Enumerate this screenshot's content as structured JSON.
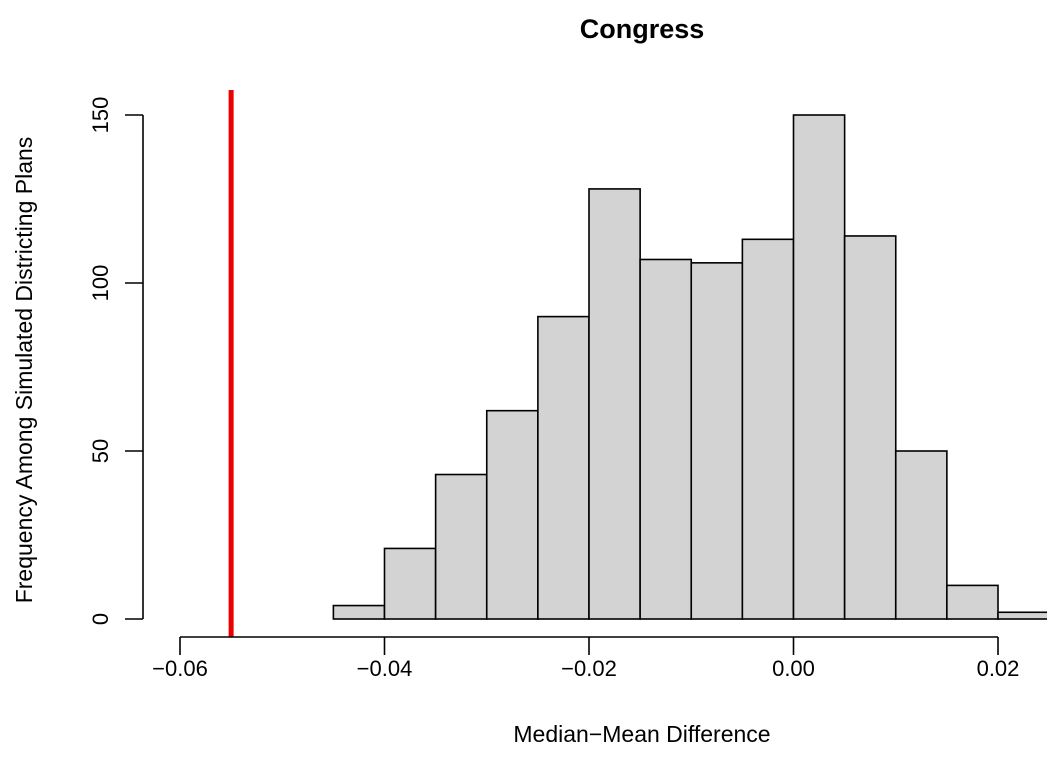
{
  "chart_data": {
    "type": "bar",
    "subtype": "histogram",
    "title": "Congress",
    "xlabel": "Median−Mean Difference",
    "ylabel": "Frequency Among Simulated Districting Plans",
    "xlim": [
      -0.06,
      0.025
    ],
    "ylim": [
      0,
      150
    ],
    "x_ticks": [
      -0.06,
      -0.04,
      -0.02,
      0.0,
      0.02
    ],
    "x_tick_labels": [
      "−0.06",
      "−0.04",
      "−0.02",
      "0.00",
      "0.02"
    ],
    "y_ticks": [
      0,
      50,
      100,
      150
    ],
    "y_tick_labels": [
      "0",
      "50",
      "100",
      "150"
    ],
    "bin_width": 0.005,
    "bins": [
      {
        "x0": -0.045,
        "x1": -0.04,
        "count": 4
      },
      {
        "x0": -0.04,
        "x1": -0.035,
        "count": 21
      },
      {
        "x0": -0.035,
        "x1": -0.03,
        "count": 43
      },
      {
        "x0": -0.03,
        "x1": -0.025,
        "count": 62
      },
      {
        "x0": -0.025,
        "x1": -0.02,
        "count": 90
      },
      {
        "x0": -0.02,
        "x1": -0.015,
        "count": 128
      },
      {
        "x0": -0.015,
        "x1": -0.01,
        "count": 107
      },
      {
        "x0": -0.01,
        "x1": -0.005,
        "count": 106
      },
      {
        "x0": -0.005,
        "x1": 0.0,
        "count": 113
      },
      {
        "x0": 0.0,
        "x1": 0.005,
        "count": 150
      },
      {
        "x0": 0.005,
        "x1": 0.01,
        "count": 114
      },
      {
        "x0": 0.01,
        "x1": 0.015,
        "count": 50
      },
      {
        "x0": 0.015,
        "x1": 0.02,
        "count": 10
      },
      {
        "x0": 0.02,
        "x1": 0.025,
        "count": 2
      }
    ],
    "reference_line": {
      "x": -0.055,
      "color": "#ee0000"
    },
    "bar_fill": "#d3d3d3",
    "bar_stroke": "#000000",
    "grid": false,
    "legend": "none"
  }
}
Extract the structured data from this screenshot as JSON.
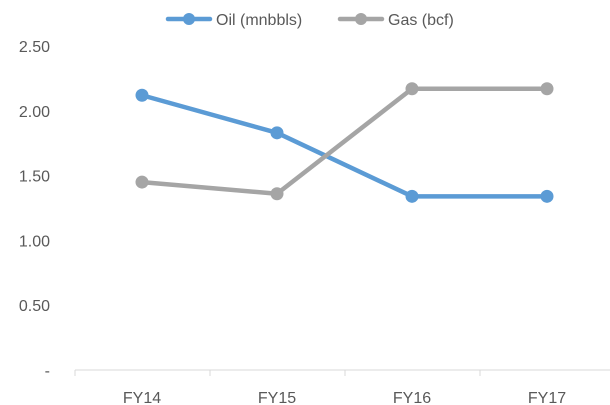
{
  "chart_data": {
    "type": "line",
    "categories": [
      "FY14",
      "FY15",
      "FY16",
      "FY17"
    ],
    "series": [
      {
        "name": "Oil (mnbbls)",
        "values": [
          2.12,
          1.83,
          1.34,
          1.34
        ],
        "color": "#5B9BD5"
      },
      {
        "name": "Gas (bcf)",
        "values": [
          1.45,
          1.36,
          2.17,
          2.17
        ],
        "color": "#A5A5A5"
      }
    ],
    "ylim": [
      0,
      2.5
    ],
    "yticks": [
      "-",
      "0.50",
      "1.00",
      "1.50",
      "2.00",
      "2.50"
    ],
    "legend_position": "top",
    "grid": false,
    "axis_color": "#D9D9D9"
  }
}
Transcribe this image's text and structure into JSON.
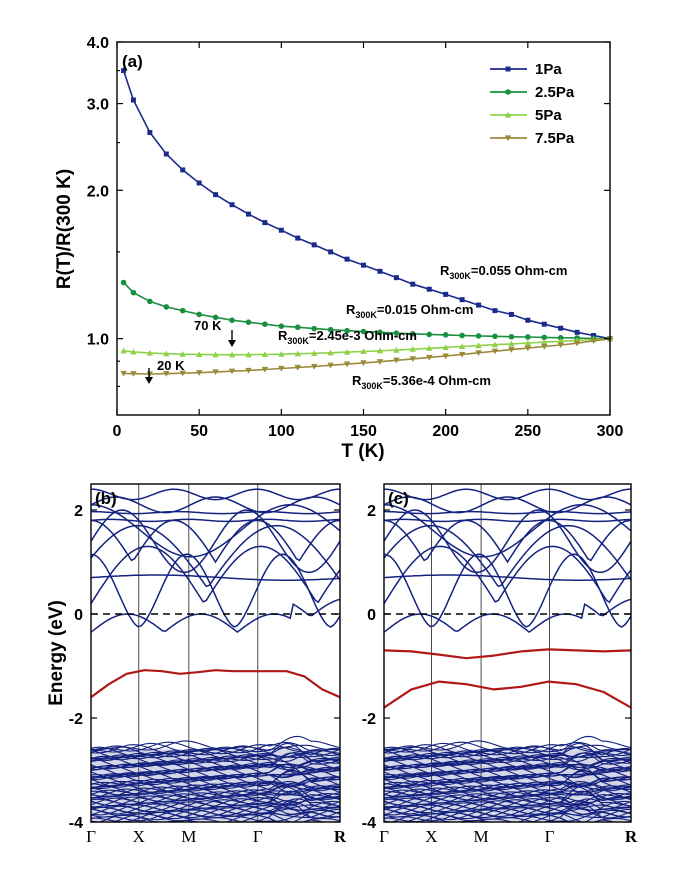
{
  "colors": {
    "1Pa": "#1c2a8c",
    "2.5Pa": "#1a8f3f",
    "5Pa": "#8fd24a",
    "7.5Pa": "#9c8a3c",
    "band": "#14237f",
    "band_highlight": "#b01818"
  },
  "chart_data": [
    {
      "type": "line",
      "panel_label": "(a)",
      "xlabel": "T (K)",
      "ylabel": "R(T)/R(300 K)",
      "xlim": [
        0,
        300
      ],
      "ylim": [
        0.7,
        4.0
      ],
      "yscale": "log",
      "xticks": [
        "0",
        "50",
        "100",
        "150",
        "200",
        "250",
        "300"
      ],
      "yticks": [
        "1.0",
        "2.0",
        "3.0",
        "4.0"
      ],
      "legend_position": "top-right",
      "series": [
        {
          "name": "1Pa",
          "marker": "square",
          "x": [
            4,
            10,
            20,
            30,
            40,
            50,
            60,
            70,
            80,
            90,
            100,
            110,
            120,
            130,
            140,
            150,
            160,
            170,
            180,
            190,
            200,
            210,
            220,
            230,
            240,
            250,
            260,
            270,
            280,
            290,
            300
          ],
          "y": [
            3.5,
            3.05,
            2.62,
            2.37,
            2.2,
            2.07,
            1.96,
            1.87,
            1.79,
            1.72,
            1.66,
            1.6,
            1.55,
            1.5,
            1.45,
            1.41,
            1.37,
            1.33,
            1.29,
            1.26,
            1.23,
            1.2,
            1.17,
            1.14,
            1.12,
            1.09,
            1.07,
            1.05,
            1.03,
            1.015,
            1.0
          ]
        },
        {
          "name": "2.5Pa",
          "marker": "circle",
          "x": [
            4,
            10,
            20,
            30,
            40,
            50,
            60,
            70,
            80,
            90,
            100,
            110,
            120,
            130,
            140,
            150,
            160,
            170,
            180,
            190,
            200,
            210,
            220,
            230,
            240,
            250,
            260,
            270,
            280,
            290,
            300
          ],
          "y": [
            1.3,
            1.24,
            1.19,
            1.16,
            1.14,
            1.12,
            1.105,
            1.09,
            1.08,
            1.07,
            1.06,
            1.055,
            1.048,
            1.043,
            1.038,
            1.034,
            1.03,
            1.026,
            1.023,
            1.02,
            1.018,
            1.015,
            1.013,
            1.011,
            1.009,
            1.008,
            1.006,
            1.004,
            1.003,
            1.001,
            1.0
          ]
        },
        {
          "name": "5Pa",
          "marker": "triangle-up",
          "x": [
            4,
            10,
            20,
            30,
            40,
            50,
            60,
            70,
            80,
            90,
            100,
            110,
            120,
            130,
            140,
            150,
            160,
            170,
            180,
            190,
            200,
            210,
            220,
            230,
            240,
            250,
            260,
            270,
            280,
            290,
            300
          ],
          "y": [
            0.945,
            0.94,
            0.935,
            0.932,
            0.93,
            0.929,
            0.928,
            0.928,
            0.928,
            0.929,
            0.93,
            0.932,
            0.934,
            0.936,
            0.939,
            0.942,
            0.945,
            0.948,
            0.952,
            0.956,
            0.96,
            0.964,
            0.968,
            0.972,
            0.976,
            0.98,
            0.984,
            0.988,
            0.992,
            0.996,
            1.0
          ]
        },
        {
          "name": "7.5Pa",
          "marker": "triangle-down",
          "x": [
            4,
            10,
            20,
            30,
            40,
            50,
            60,
            70,
            80,
            90,
            100,
            110,
            120,
            130,
            140,
            150,
            160,
            170,
            180,
            190,
            200,
            210,
            220,
            230,
            240,
            250,
            260,
            270,
            280,
            290,
            300
          ],
          "y": [
            0.85,
            0.849,
            0.848,
            0.849,
            0.851,
            0.853,
            0.856,
            0.859,
            0.862,
            0.866,
            0.87,
            0.874,
            0.878,
            0.883,
            0.888,
            0.893,
            0.898,
            0.904,
            0.91,
            0.916,
            0.922,
            0.929,
            0.936,
            0.943,
            0.95,
            0.957,
            0.964,
            0.971,
            0.979,
            0.99,
            1.0
          ]
        }
      ],
      "annotations": {
        "r1_main": "R",
        "r1_sub": "300K",
        "r1_value": "=0.055 Ohm-cm",
        "r2_main": "R",
        "r2_sub": "300K",
        "r2_value": "=0.015 Ohm-cm",
        "r3_main": "R",
        "r3_sub": "300K",
        "r3_value": "=2.45e-3 Ohm-cm",
        "r4_main": "R",
        "r4_sub": "300K",
        "r4_value": "=5.36e-4 Ohm-cm",
        "arrow1": "70 K",
        "arrow2": "20 K"
      }
    },
    {
      "type": "line",
      "panel_label": "(b)",
      "ylabel": "Energy (eV)",
      "ylim": [
        -4,
        2.5
      ],
      "yticks": [
        "2",
        "0",
        "-2",
        "-4"
      ],
      "kpoints": [
        "Γ",
        "X",
        "M",
        "Γ",
        "R"
      ],
      "fermi_level": 0,
      "highlighted_band": [
        -1.6,
        -1.35,
        -1.15,
        -1.08,
        -1.1,
        -1.15,
        -1.12,
        -1.08,
        -1.1,
        -1.1,
        -1.1,
        -1.1,
        -1.2,
        -1.45,
        -1.6
      ]
    },
    {
      "type": "line",
      "panel_label": "(c)",
      "ylim": [
        -4,
        2.5
      ],
      "yticks": [
        "2",
        "0",
        "-2",
        "-4"
      ],
      "kpoints": [
        "Γ",
        "X",
        "M",
        "Γ",
        "R"
      ],
      "fermi_level": 0,
      "highlighted_bands": [
        [
          -0.7,
          -0.72,
          -0.78,
          -0.85,
          -0.8,
          -0.72,
          -0.68,
          -0.7,
          -0.72,
          -0.7
        ],
        [
          -1.8,
          -1.45,
          -1.3,
          -1.35,
          -1.45,
          -1.4,
          -1.3,
          -1.35,
          -1.5,
          -1.8
        ]
      ]
    }
  ]
}
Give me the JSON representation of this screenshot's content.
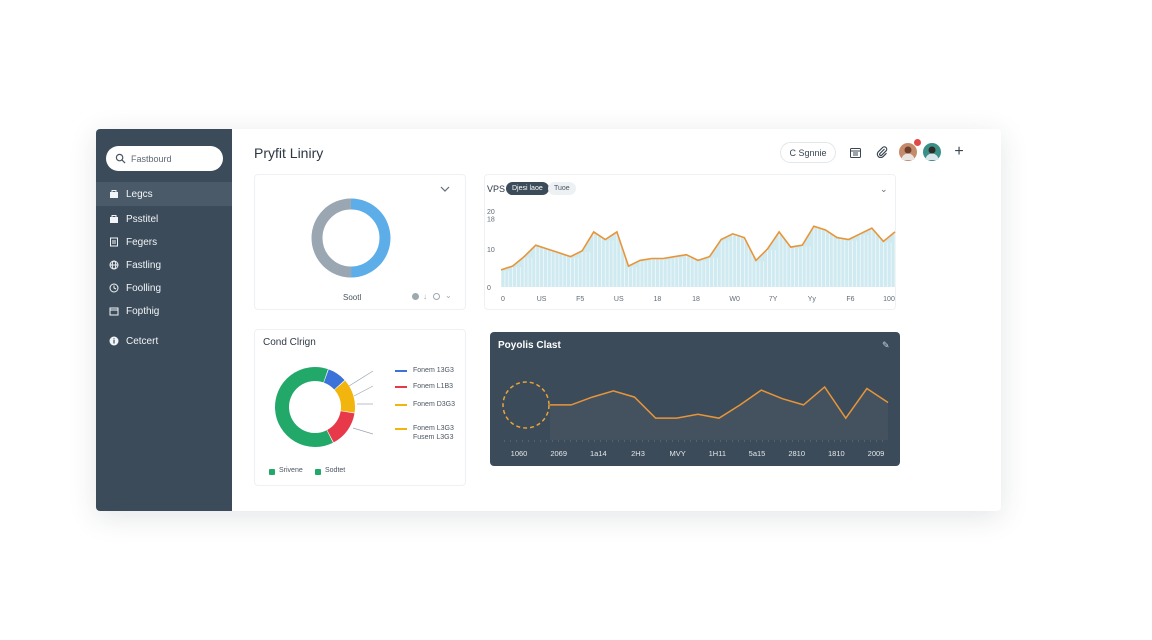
{
  "sidebar": {
    "search_placeholder": "Fastbourd",
    "items": [
      {
        "label": "Legcs",
        "icon": "bag-icon",
        "active": true
      },
      {
        "label": "Psstitel",
        "icon": "bag-icon"
      },
      {
        "label": "Fegers",
        "icon": "document-icon"
      },
      {
        "label": "Fastling",
        "icon": "globe-icon"
      },
      {
        "label": "Foolling",
        "icon": "clock-icon"
      },
      {
        "label": "Fopthig",
        "icon": "wallet-icon"
      },
      {
        "label": "Cetcert",
        "icon": "info-icon"
      }
    ]
  },
  "header": {
    "title": "Pryfit Liniry",
    "action_button": "C Sgnnie",
    "icons": [
      "calendar-icon",
      "paperclip-icon",
      "plus-icon"
    ]
  },
  "donut_card": {
    "label": "Sootl",
    "slices": [
      {
        "value": 50,
        "color": "#5daee8"
      },
      {
        "value": 50,
        "color": "#9aa6b1"
      }
    ]
  },
  "vps_card": {
    "title": "VPS",
    "pill_primary": "Djesi laoe",
    "pill_secondary": "Tuoe",
    "chart_data": {
      "type": "area",
      "ylim": [
        0,
        20
      ],
      "yticks": [
        "0",
        "10",
        "18",
        "20"
      ],
      "xticks": [
        "0",
        "US",
        "F5",
        "US",
        "18",
        "18",
        "W0",
        "7Y",
        "Yy",
        "F6",
        "100"
      ],
      "x": [
        0,
        1,
        2,
        3,
        4,
        5,
        6,
        7,
        8,
        9,
        10,
        11,
        12,
        13,
        14,
        15,
        16,
        17,
        18,
        19,
        20,
        21,
        22,
        23,
        24,
        25,
        26,
        27,
        28,
        29,
        30,
        31,
        32,
        33,
        34
      ],
      "values": [
        4.5,
        5.5,
        8,
        11,
        10,
        9,
        8,
        9.5,
        14.5,
        12.5,
        14.5,
        5.5,
        7,
        7.5,
        7.5,
        8,
        8.5,
        7,
        8,
        12.5,
        14,
        13,
        7,
        10,
        14.5,
        10.5,
        11,
        16,
        15,
        13,
        12.5,
        14,
        15.5,
        12,
        14.5
      ],
      "line_color": "#e8953a",
      "fill_color": "#cfeaf0"
    }
  },
  "ring_card": {
    "title": "Cond Clrign",
    "chart_data": {
      "type": "pie",
      "slices": [
        {
          "value": 8,
          "color": "#3b73d9"
        },
        {
          "value": 14,
          "color": "#f2b50e"
        },
        {
          "value": 15,
          "color": "#e8394b"
        },
        {
          "value": 63,
          "color": "#22a96a"
        }
      ]
    },
    "legend": [
      {
        "label": "Fonem 13G3",
        "color": "#3b73d9"
      },
      {
        "label": "Fonem L1B3",
        "color": "#e8394b"
      },
      {
        "label": "Fonem D3G3",
        "color": "#f2b50e"
      },
      {
        "label": "Fonem L3G3",
        "color": "#f2b50e"
      }
    ],
    "legend_extra": "Fusem L3G3",
    "footer": [
      {
        "label": "Srivene",
        "color": "#22a96a"
      },
      {
        "label": "Sodtet",
        "color": "#22a96a"
      }
    ]
  },
  "dark_card": {
    "title": "Poyolis Clast",
    "chart_data": {
      "type": "line",
      "ylim": [
        0,
        10
      ],
      "xticks": [
        "1060",
        "2069",
        "1a14",
        "2H3",
        "MVY",
        "1H11",
        "5a15",
        "2810",
        "1810",
        "2009"
      ],
      "values": [
        4.5,
        4.5,
        5.5,
        6.3,
        5.5,
        2.8,
        2.8,
        3.3,
        2.8,
        4.5,
        6.4,
        5.3,
        4.5,
        6.8,
        2.8,
        6.6,
        4.8
      ],
      "line_color": "#e8953a"
    }
  }
}
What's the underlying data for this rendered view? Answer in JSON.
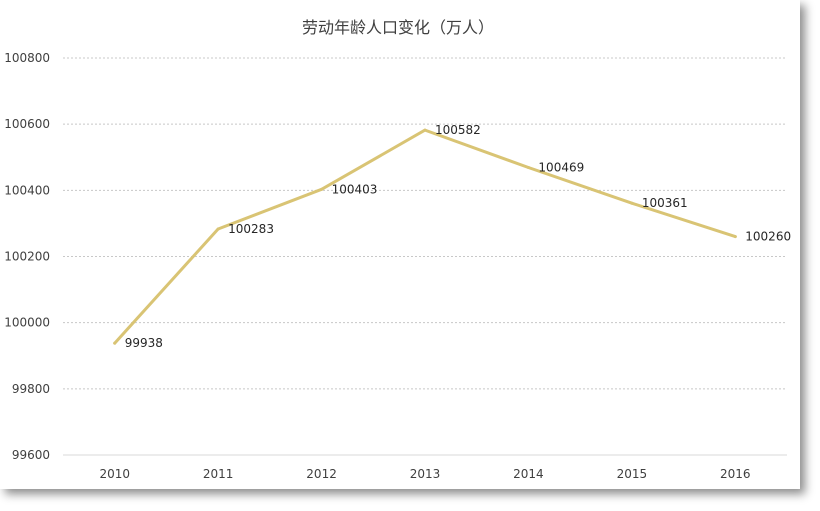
{
  "chart_data": {
    "type": "line",
    "title": "劳动年龄人口变化（万人）",
    "categories": [
      "2010",
      "2011",
      "2012",
      "2013",
      "2014",
      "2015",
      "2016"
    ],
    "series": [
      {
        "values": [
          99938,
          100283,
          100403,
          100582,
          100469,
          100361,
          100260
        ],
        "labels": [
          "99938",
          "100283",
          "100403",
          "100582",
          "100469",
          "100361",
          "100260"
        ],
        "color": "#d9c474"
      }
    ],
    "ylim": [
      99600,
      100800
    ],
    "yticks": [
      {
        "value": 100800,
        "label": "100800"
      },
      {
        "value": 100600,
        "label": "100600"
      },
      {
        "value": 100400,
        "label": "100400"
      },
      {
        "value": 100200,
        "label": "100200"
      },
      {
        "value": 100000,
        "label": "100000"
      },
      {
        "value": 99800,
        "label": "99800"
      },
      {
        "value": 99600,
        "label": "99600"
      }
    ],
    "grid": true,
    "legend": "none"
  }
}
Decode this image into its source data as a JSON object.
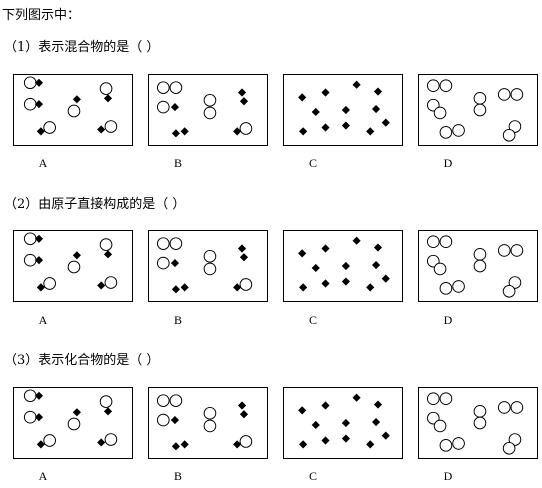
__________________________________________________
▶ [STATED PROBLEM]
Examine the entries and report how many of their lines contain the string "marker", giving no more than the number.

▶ [SOLVED PROBLEM]
4